• SHORT EXERCISE:
Establish how many lines in the material include the string "Dollar" and report it as a lone number.
-------- DATA EXTRACT --------
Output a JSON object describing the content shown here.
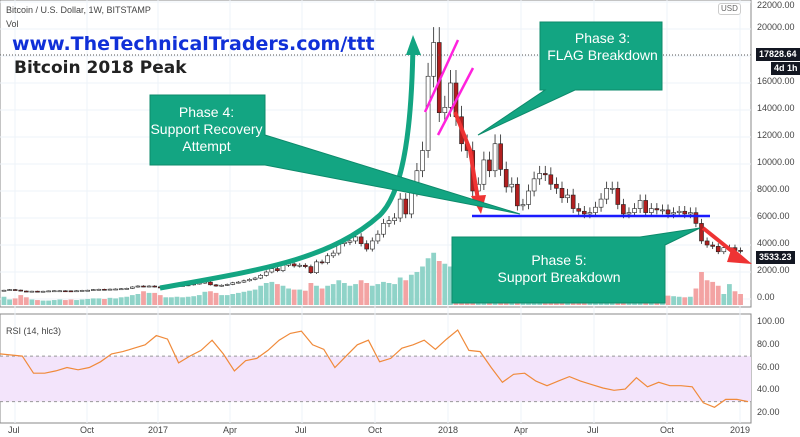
{
  "header": {
    "symbol": "Bitcoin / U.S. Dollar, 1W, BITSTAMP",
    "vol_label": "Vol",
    "currency": "USD"
  },
  "overlay": {
    "url": "www.TheTechnicalTraders.com/ttt",
    "title": "Bitcoin 2018 Peak"
  },
  "annotations": [
    {
      "id": "phase3",
      "lines": [
        "Phase 3:",
        "FLAG Breakdown"
      ]
    },
    {
      "id": "phase4",
      "lines": [
        "Phase 4:",
        "Support Recovery",
        "Attempt"
      ]
    },
    {
      "id": "phase5",
      "lines": [
        "Phase 5:",
        "Support Breakdown"
      ]
    }
  ],
  "price_tags": {
    "last_close_marker": "17828.64",
    "countdown": "4d 1h",
    "current": "3533.23"
  },
  "colors": {
    "annotation": "#13a582",
    "up": "#ffffff",
    "down": "#b21f1f",
    "vol_up": "#8fd3c8",
    "vol_down": "#f3a3a3",
    "rsi": "#f08a3a",
    "support": "#1a1aff",
    "flag": "#ff22dd",
    "arrow": "#ee3333"
  },
  "chart_data": {
    "type": "candlestick",
    "title": "Bitcoin / U.S. Dollar, 1W, BITSTAMP",
    "x_tick_labels": [
      "Jul",
      "Oct",
      "2017",
      "Apr",
      "Jul",
      "Oct",
      "2018",
      "Apr",
      "Jul",
      "Oct",
      "2019"
    ],
    "price_axis": {
      "ticks": [
        "22000.00",
        "20000.00",
        "16000.00",
        "14000.00",
        "12000.00",
        "10000.00",
        "8000.00",
        "6000.00",
        "4000.00",
        "2000.00",
        "0.00"
      ],
      "ylim": [
        0,
        22000
      ]
    },
    "weekly_close": [
      650,
      700,
      660,
      590,
      580,
      580,
      570,
      575,
      600,
      610,
      610,
      605,
      600,
      610,
      640,
      650,
      700,
      720,
      700,
      730,
      740,
      760,
      790,
      890,
      960,
      930,
      960,
      900,
      820,
      900,
      920,
      1000,
      1000,
      1050,
      1120,
      1180,
      1250,
      1050,
      960,
      1020,
      1080,
      1200,
      1250,
      1350,
      1450,
      1550,
      1750,
      2000,
      2250,
      2100,
      2500,
      2600,
      2450,
      2500,
      2400,
      1950,
      2750,
      2700,
      3200,
      3400,
      4100,
      4200,
      4300,
      4600,
      4100,
      3700,
      4300,
      4800,
      5600,
      5800,
      6000,
      7400,
      6300,
      8000,
      9500,
      11000,
      16500,
      19000,
      13800,
      14200,
      16000,
      13500,
      11500,
      11000,
      8000,
      8500,
      10300,
      9500,
      11500,
      9600,
      8300,
      8500,
      6900,
      7000,
      8000,
      8900,
      9300,
      9200,
      8500,
      8200,
      7500,
      7700,
      6700,
      6500,
      6300,
      6400,
      6800,
      7400,
      8200,
      8200,
      7000,
      6300,
      6400,
      6700,
      7300,
      6400,
      6700,
      6600,
      6600,
      6300,
      6400,
      6500,
      6300,
      6400,
      5600,
      4300,
      4000,
      3900,
      3500,
      3800,
      3800,
      3600,
      3550
    ],
    "volume_relative": [
      15,
      10,
      12,
      18,
      14,
      10,
      9,
      8,
      8,
      9,
      10,
      9,
      10,
      9,
      10,
      11,
      12,
      12,
      11,
      13,
      12,
      14,
      15,
      18,
      20,
      25,
      22,
      22,
      18,
      14,
      14,
      15,
      14,
      15,
      16,
      18,
      24,
      25,
      22,
      18,
      18,
      20,
      22,
      24,
      26,
      28,
      35,
      40,
      42,
      38,
      35,
      30,
      28,
      28,
      26,
      40,
      35,
      30,
      35,
      38,
      45,
      40,
      35,
      38,
      45,
      40,
      35,
      38,
      42,
      40,
      38,
      50,
      45,
      55,
      60,
      70,
      85,
      95,
      80,
      75,
      70,
      80,
      75,
      60,
      72,
      50,
      45,
      40,
      45,
      50,
      40,
      35,
      40,
      35,
      38,
      40,
      36,
      32,
      30,
      28,
      30,
      28,
      32,
      30,
      28,
      26,
      25,
      28,
      32,
      30,
      28,
      30,
      26,
      24,
      22,
      24,
      20,
      18,
      18,
      17,
      16,
      15,
      14,
      15,
      30,
      60,
      45,
      42,
      35,
      20,
      38,
      25,
      20
    ],
    "rsi": {
      "label": "RSI (14, hlc3)",
      "ticks": [
        "100.00",
        "80.00",
        "60.00",
        "40.00",
        "20.00"
      ],
      "band": [
        30,
        70
      ],
      "values": [
        72,
        71,
        70,
        55,
        55,
        57,
        60,
        58,
        60,
        65,
        72,
        74,
        77,
        80,
        88,
        85,
        64,
        70,
        75,
        84,
        72,
        57,
        66,
        68,
        75,
        84,
        90,
        92,
        80,
        76,
        60,
        70,
        80,
        84,
        65,
        68,
        77,
        80,
        84,
        76,
        85,
        93,
        75,
        74,
        60,
        47,
        54,
        55,
        48,
        44,
        48,
        52,
        48,
        45,
        42,
        40,
        41,
        51,
        43,
        47,
        44,
        44,
        43,
        29,
        25,
        32,
        32,
        30
      ]
    }
  }
}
--------
• RESPONSE TO THIS TASK:
2